* [Exercise] Your task is to output the entries below word for word.

* [Data for processing]
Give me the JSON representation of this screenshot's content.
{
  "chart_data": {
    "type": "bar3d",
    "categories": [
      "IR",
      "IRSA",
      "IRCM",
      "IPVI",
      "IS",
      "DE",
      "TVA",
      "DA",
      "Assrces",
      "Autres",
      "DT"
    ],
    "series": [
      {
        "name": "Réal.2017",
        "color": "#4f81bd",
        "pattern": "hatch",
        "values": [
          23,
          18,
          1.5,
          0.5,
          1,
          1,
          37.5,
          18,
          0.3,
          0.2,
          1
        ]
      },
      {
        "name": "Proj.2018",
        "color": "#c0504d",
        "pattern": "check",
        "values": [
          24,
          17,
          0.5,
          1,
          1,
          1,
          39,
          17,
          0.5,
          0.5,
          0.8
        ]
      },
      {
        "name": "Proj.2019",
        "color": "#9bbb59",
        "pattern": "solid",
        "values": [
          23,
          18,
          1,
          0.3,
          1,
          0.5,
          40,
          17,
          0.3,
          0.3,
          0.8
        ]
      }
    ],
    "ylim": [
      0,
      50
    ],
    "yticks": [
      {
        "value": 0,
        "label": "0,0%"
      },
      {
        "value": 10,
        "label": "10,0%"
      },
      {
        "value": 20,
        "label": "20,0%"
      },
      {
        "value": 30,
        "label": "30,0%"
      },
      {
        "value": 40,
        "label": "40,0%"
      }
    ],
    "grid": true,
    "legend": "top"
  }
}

* [Finished exercise]
Give me the JSON representation of this screenshot's content.
{
  "chart_data": {
    "type": "bar3d",
    "categories": [
      "IR",
      "IRSA",
      "IRCM",
      "IPVI",
      "IS",
      "DE",
      "TVA",
      "DA",
      "Assrces",
      "Autres",
      "DT"
    ],
    "series": [
      {
        "name": "Réal.2017",
        "color": "#4f81bd",
        "pattern": "hatch",
        "values": [
          23,
          18,
          1.5,
          0.5,
          1,
          1,
          37.5,
          18,
          0.3,
          0.2,
          1
        ]
      },
      {
        "name": "Proj.2018",
        "color": "#c0504d",
        "pattern": "check",
        "values": [
          24,
          17,
          0.5,
          1,
          1,
          1,
          39,
          17,
          0.5,
          0.5,
          0.8
        ]
      },
      {
        "name": "Proj.2019",
        "color": "#9bbb59",
        "pattern": "solid",
        "values": [
          23,
          18,
          1,
          0.3,
          1,
          0.5,
          40,
          17,
          0.3,
          0.3,
          0.8
        ]
      }
    ],
    "ylim": [
      0,
      50
    ],
    "yticks": [
      {
        "value": 0,
        "label": "0,0%"
      },
      {
        "value": 10,
        "label": "10,0%"
      },
      {
        "value": 20,
        "label": "20,0%"
      },
      {
        "value": 30,
        "label": "30,0%"
      },
      {
        "value": 40,
        "label": "40,0%"
      }
    ],
    "grid": true,
    "legend": "top"
  }
}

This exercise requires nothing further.